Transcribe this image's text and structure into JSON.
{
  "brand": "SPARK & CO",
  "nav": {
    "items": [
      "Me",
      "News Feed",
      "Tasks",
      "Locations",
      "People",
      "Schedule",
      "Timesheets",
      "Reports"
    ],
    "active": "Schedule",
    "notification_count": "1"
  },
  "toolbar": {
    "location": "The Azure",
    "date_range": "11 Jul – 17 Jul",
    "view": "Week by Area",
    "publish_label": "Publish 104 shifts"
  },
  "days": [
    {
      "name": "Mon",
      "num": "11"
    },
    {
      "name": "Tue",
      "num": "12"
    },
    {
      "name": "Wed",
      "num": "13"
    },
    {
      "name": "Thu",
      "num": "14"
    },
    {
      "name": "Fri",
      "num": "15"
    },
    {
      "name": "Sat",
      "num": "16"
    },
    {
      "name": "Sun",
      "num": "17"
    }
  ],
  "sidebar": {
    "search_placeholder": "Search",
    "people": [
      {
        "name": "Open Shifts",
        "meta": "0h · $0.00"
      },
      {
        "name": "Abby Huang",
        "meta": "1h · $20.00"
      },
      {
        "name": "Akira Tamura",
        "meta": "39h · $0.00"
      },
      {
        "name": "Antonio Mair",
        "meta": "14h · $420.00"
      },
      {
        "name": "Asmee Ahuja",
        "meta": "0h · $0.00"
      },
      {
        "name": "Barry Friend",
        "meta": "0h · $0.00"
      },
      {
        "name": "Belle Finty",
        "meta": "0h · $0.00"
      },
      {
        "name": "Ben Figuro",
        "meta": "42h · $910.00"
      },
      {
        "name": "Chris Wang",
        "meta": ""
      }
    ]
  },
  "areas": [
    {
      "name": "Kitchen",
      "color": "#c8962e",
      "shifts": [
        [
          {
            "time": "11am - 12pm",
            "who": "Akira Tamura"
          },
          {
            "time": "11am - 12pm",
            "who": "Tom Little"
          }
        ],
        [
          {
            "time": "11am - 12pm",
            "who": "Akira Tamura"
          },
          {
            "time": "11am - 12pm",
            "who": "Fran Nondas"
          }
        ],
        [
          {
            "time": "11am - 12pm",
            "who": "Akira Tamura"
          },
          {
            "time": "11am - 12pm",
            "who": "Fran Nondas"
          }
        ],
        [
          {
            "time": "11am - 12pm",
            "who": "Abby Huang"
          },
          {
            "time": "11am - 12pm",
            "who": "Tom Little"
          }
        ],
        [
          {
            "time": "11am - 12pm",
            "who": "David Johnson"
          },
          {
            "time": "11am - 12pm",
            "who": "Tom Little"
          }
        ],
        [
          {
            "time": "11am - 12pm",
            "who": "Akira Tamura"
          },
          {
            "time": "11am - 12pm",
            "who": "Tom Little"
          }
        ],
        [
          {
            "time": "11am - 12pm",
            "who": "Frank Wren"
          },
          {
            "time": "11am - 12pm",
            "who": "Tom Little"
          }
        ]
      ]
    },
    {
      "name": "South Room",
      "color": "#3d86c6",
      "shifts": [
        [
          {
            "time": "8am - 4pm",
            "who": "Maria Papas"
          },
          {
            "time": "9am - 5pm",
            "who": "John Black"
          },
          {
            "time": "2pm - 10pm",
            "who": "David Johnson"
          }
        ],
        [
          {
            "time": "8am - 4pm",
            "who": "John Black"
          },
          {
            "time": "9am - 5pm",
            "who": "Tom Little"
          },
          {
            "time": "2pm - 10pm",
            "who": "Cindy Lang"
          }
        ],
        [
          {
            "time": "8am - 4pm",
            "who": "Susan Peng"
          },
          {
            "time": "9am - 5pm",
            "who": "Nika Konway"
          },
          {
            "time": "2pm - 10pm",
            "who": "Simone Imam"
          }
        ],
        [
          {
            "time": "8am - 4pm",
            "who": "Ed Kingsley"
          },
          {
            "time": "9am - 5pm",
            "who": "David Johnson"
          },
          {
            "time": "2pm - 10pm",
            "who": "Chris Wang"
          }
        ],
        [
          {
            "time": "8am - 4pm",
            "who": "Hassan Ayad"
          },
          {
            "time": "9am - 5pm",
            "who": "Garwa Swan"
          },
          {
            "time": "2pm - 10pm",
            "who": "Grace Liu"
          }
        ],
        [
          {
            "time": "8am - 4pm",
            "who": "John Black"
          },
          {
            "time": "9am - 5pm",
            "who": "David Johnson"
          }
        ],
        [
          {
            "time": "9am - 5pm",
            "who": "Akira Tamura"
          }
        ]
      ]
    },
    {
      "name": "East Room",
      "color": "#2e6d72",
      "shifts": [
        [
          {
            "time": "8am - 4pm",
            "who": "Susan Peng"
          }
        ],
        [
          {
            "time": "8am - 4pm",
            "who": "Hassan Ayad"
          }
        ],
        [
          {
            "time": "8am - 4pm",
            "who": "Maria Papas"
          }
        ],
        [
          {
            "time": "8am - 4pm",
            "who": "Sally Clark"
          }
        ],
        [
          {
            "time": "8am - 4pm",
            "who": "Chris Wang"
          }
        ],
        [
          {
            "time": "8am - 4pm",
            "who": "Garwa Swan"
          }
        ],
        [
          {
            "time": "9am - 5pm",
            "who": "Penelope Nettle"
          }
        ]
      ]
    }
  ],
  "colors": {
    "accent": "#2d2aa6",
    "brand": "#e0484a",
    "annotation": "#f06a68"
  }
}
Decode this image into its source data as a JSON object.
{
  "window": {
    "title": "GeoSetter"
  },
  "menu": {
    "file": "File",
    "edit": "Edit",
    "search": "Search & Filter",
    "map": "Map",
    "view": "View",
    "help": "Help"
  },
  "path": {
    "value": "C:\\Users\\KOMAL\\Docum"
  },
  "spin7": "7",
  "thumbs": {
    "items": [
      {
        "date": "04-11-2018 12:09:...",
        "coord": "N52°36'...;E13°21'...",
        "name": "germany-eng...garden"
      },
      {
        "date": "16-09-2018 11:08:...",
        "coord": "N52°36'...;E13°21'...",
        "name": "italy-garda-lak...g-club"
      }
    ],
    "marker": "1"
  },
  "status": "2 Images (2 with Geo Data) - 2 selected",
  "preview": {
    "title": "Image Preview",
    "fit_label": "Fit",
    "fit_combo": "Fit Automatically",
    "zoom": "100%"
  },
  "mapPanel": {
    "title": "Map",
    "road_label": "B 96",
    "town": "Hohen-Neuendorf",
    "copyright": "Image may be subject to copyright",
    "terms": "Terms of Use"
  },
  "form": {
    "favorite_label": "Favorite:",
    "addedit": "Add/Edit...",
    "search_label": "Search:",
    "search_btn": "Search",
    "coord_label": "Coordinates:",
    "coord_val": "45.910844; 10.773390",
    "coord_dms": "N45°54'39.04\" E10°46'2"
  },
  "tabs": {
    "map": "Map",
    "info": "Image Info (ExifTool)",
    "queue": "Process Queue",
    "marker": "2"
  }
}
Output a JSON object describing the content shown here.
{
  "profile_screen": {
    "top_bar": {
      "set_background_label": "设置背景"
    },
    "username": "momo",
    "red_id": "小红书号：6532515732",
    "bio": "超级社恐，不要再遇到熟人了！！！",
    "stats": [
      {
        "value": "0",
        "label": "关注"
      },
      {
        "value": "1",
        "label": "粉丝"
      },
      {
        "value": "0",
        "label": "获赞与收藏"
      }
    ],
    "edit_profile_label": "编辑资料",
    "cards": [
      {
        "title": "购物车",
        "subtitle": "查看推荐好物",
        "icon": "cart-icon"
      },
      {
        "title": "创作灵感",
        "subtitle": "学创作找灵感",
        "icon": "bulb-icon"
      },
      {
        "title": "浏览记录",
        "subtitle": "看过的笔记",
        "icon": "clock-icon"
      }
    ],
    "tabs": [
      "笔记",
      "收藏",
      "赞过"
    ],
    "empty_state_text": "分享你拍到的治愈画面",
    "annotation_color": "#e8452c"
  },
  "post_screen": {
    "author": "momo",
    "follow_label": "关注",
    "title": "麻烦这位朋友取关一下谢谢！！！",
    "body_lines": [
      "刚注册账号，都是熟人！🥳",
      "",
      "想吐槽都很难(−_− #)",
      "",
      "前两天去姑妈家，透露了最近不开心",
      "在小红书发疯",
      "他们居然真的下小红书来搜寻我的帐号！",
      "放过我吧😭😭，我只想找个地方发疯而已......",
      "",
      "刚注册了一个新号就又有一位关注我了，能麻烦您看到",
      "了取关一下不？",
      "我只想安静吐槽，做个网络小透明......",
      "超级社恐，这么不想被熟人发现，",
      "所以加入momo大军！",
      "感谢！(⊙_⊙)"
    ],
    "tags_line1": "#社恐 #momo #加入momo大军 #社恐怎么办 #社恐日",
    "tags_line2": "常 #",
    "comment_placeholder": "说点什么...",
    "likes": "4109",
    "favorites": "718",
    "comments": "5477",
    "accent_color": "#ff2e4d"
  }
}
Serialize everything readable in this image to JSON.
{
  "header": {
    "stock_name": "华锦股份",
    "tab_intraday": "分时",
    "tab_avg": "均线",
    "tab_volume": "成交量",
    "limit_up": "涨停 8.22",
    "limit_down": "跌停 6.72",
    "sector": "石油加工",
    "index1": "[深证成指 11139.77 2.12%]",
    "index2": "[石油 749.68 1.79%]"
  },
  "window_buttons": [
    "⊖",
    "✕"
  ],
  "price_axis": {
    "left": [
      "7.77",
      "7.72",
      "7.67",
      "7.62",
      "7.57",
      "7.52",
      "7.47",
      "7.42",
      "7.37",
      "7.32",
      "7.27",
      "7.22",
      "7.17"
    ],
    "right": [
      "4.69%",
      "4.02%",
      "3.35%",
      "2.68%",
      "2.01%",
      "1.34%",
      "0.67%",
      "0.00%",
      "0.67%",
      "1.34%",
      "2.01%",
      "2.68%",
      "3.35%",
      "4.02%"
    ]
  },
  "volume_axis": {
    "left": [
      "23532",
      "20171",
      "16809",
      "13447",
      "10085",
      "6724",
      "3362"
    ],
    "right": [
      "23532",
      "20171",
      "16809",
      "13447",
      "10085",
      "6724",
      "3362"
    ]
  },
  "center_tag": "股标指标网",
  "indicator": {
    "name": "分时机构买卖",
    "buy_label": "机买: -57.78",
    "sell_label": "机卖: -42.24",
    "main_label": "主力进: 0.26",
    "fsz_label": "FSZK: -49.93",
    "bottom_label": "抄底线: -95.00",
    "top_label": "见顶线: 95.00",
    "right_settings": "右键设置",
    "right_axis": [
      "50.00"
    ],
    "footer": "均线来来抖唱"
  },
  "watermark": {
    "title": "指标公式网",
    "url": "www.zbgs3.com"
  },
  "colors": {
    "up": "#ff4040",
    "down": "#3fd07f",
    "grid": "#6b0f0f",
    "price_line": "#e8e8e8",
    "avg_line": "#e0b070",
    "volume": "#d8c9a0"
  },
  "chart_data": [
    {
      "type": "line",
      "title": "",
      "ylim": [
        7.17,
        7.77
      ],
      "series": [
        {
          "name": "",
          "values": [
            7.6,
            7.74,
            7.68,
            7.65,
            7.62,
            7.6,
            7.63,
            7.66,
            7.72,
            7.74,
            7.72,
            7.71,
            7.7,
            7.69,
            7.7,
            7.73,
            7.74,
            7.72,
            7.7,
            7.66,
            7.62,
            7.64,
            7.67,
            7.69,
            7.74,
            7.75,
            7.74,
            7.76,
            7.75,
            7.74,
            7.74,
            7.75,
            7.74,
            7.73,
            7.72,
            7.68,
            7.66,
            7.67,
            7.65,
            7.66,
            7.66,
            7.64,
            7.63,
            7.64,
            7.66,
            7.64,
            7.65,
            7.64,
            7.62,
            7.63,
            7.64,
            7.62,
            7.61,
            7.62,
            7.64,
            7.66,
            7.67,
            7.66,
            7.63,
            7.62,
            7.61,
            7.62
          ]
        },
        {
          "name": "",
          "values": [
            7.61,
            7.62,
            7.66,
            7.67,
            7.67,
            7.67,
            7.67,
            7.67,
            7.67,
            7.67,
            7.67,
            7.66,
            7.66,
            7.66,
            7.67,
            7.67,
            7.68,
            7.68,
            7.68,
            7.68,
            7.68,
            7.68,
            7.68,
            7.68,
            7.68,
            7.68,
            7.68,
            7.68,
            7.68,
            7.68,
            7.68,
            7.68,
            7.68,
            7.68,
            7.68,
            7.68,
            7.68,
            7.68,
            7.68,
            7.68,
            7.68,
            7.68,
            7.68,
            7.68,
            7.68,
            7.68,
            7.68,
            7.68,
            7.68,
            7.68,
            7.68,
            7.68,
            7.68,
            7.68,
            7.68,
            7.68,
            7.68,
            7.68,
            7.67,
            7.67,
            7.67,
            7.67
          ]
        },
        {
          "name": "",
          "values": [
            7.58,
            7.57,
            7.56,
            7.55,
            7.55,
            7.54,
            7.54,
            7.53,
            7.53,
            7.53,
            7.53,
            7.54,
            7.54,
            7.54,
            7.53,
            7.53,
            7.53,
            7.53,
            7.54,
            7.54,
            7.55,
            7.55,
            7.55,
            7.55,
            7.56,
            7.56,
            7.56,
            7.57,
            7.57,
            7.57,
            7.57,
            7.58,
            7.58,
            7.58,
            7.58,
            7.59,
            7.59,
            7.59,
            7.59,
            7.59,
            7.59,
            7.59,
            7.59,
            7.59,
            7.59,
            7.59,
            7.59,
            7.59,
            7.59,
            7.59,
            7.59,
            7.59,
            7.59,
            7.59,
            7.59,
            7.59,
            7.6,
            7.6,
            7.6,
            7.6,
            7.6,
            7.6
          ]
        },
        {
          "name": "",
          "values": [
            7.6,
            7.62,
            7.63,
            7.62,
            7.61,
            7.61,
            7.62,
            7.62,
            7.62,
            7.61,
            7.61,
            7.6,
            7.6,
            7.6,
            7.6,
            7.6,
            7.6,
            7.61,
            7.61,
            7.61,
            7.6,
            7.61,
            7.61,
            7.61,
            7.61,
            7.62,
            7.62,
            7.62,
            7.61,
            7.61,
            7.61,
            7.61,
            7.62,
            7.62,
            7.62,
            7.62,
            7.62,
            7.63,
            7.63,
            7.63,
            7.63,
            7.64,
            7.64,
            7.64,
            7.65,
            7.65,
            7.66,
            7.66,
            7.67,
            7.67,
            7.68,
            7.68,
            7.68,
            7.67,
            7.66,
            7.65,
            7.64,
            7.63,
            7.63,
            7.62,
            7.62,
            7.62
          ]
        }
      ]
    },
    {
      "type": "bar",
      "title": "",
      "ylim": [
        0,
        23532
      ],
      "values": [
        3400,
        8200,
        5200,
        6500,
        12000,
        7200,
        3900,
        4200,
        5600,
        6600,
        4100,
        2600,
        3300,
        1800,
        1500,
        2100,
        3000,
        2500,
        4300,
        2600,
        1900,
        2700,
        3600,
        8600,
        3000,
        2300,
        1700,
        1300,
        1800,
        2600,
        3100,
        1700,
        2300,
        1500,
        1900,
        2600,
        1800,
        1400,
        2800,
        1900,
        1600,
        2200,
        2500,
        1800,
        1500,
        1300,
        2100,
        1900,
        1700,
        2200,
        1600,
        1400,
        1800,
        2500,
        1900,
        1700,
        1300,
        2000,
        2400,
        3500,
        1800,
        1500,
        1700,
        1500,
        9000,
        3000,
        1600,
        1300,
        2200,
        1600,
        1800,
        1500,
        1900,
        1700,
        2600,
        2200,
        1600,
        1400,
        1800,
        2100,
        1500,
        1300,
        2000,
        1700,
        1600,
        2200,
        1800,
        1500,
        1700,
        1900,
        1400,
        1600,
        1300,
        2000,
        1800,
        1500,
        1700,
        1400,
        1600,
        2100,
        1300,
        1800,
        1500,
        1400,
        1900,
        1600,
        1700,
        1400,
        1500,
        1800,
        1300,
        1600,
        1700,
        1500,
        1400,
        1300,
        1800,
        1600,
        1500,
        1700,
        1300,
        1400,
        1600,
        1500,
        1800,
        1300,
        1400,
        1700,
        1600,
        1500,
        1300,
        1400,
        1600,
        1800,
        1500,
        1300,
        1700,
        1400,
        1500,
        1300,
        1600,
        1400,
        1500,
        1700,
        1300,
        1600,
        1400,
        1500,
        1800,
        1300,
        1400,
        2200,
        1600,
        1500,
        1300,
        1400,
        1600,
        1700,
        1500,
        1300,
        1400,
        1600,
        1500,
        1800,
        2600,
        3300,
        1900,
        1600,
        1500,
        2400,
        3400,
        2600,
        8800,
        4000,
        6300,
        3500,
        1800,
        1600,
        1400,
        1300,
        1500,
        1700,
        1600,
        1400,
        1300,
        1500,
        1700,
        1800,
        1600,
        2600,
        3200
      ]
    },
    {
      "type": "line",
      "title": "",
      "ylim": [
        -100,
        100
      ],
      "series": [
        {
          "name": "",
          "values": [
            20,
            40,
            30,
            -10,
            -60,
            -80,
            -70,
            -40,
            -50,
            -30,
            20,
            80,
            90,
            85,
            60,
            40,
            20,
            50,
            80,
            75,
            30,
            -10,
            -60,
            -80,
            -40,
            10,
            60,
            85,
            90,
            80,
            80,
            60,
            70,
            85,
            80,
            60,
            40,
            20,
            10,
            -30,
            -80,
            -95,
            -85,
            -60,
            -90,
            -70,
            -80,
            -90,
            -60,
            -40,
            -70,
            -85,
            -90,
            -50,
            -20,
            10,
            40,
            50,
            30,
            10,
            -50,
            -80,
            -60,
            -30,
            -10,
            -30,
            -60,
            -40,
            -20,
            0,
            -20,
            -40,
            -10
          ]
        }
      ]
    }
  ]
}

☆ ☆ ☆ ☆

-- Objective --
Write down only the number of lines that contain the string "icon" in the listing.

-- Output --
3